- _Отрывок_:
'''

Стало понятно, что необходим не только и не столько памятник, сколько сообщество людей, занятых поиском и обнародованием данных о репрессированных, сохранением их памяти. Собравшаяся в 1987 году инициативная группа по созданию памятника жертвам репрессий превращается в общество «Мемориал».
В апреле и октябре 1991 года, после стремительного распада СССР, принимаются законы «О реабилитации репрессированных народов» и «О реабилитации жертв политических репрессий». Они стали основанием для реабилитации еще 650 тысяч человек. Последний закон и до сего дня остается единственным российским законодательным актом, где напрямую осуждаются преступления советского режима (а также обозначаются начало и конец советской власти).
Ностальгия по СССР
Важный пример перехвата государством «эмоциональной повестки», манипулирования чувствами и мнениями граждан, использования их в качестве ресурса для собственной легитимации – это тема «ностальгии по СССР». Точнее, метаморфоза отношения к СССР, произошедшая в российском обществе (или медиапространстве) за последние два десятка лет. Уход в небытие такого масштабного геополитического образования, как СССР, особенно с учетом последовавшего затем трудного переходного периода, не мог не вызвать эмоционального отклика в самых широких слоях общества. Однако широко тиражируемое (особенно с середины 2000‐х годов) представление, согласно которому преобладающая в российском обществе эмоция – это скорбь в связи с «крупнейшей геополитической катастрофой», идеализация советского прошлого и стремление обвинить в развале СССР внешних и внутренних врагов, есть в значительной степени результат манипуляции.
Так как черта под советским прошлым не была подведена, нет и однозначных и общепризнанных интерпретаций этого прошлого. Реальной работы принятия в смысле благодарения за доброе и осуждения преступного проведено не было. Она была начата в середине 1980‐х в виде общественной дискуссии, ее частью стали такие произведения искусства, как «Покаяние» Тенгиза Абуладзе (1984), «Астенический синдром» Киры Муратовой (1986) или альбом «Все идет по плану» группы «Гражданская оборона» (1988). Но разговор оборвался, не выйдя на общенациональный уровень. Фрустрация последнего советского поколения, цели и идеалы которого (в той не слишком большой мере, в какой люди эти идеалы разделяли) оказались дискредитированными, проговаривалась в 1990‐х именно как горечь о «разбазаривании страны».
Но с началом нового курса на отношение к прошлому, обозначенного в начале 2000‐х, эта фрустрация начинает переоформляться последовательными усилиями государственной пропаганды. Вместо нарратива «мы про***ли страну» начинает выдвигаться нарратив «олигархи, дерьмократы и американцы украли у нас страну». Важно понимать, что последнее – вовсе не реальное и искреннее «низовое» самоощущение части общества, а результат манипуляции, перехвата государством недовольства прошлым и «перевод стрелок» вместо реальных усилий по проработке прошлого.

'''

- _Задание_: Во что превратилась собравшаяся в 1987 году инициативная группа по созданию памятника жертвам репрессий, согласно отрывку?

- _Записанные данные_:
'''

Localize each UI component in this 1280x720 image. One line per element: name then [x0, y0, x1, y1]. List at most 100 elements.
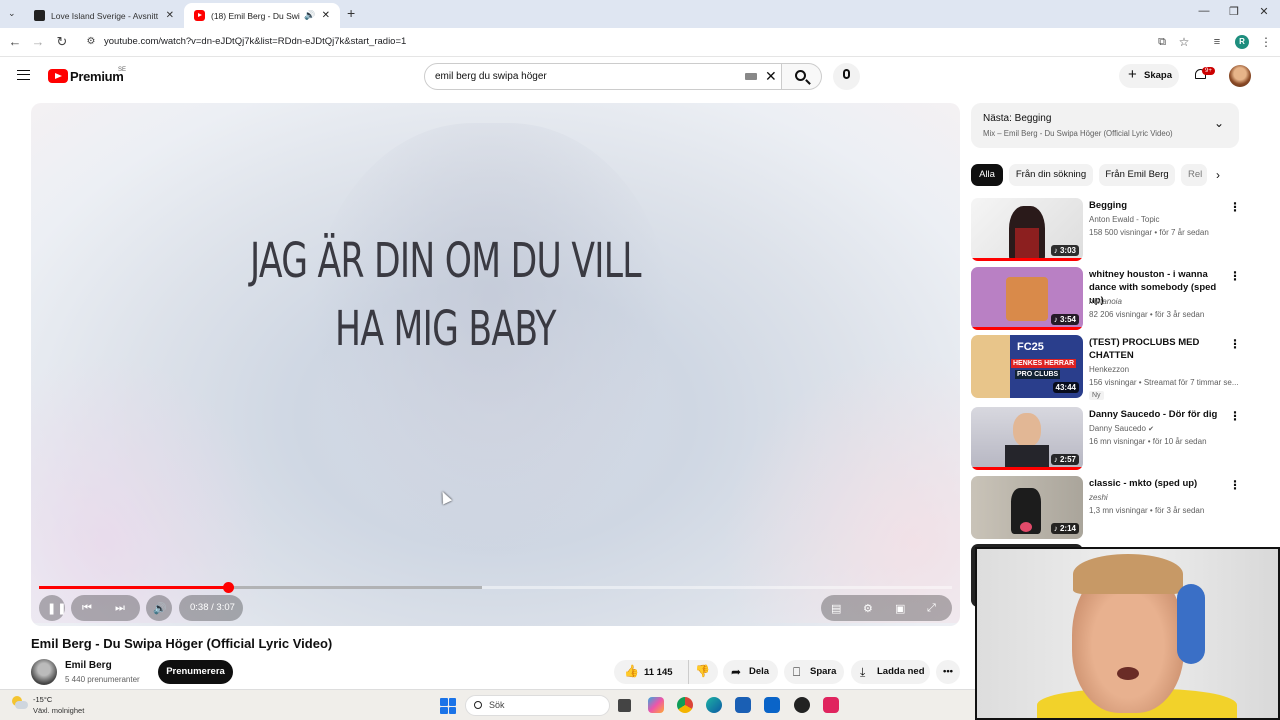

'''

- _Ответ_: В общество «Мемориал».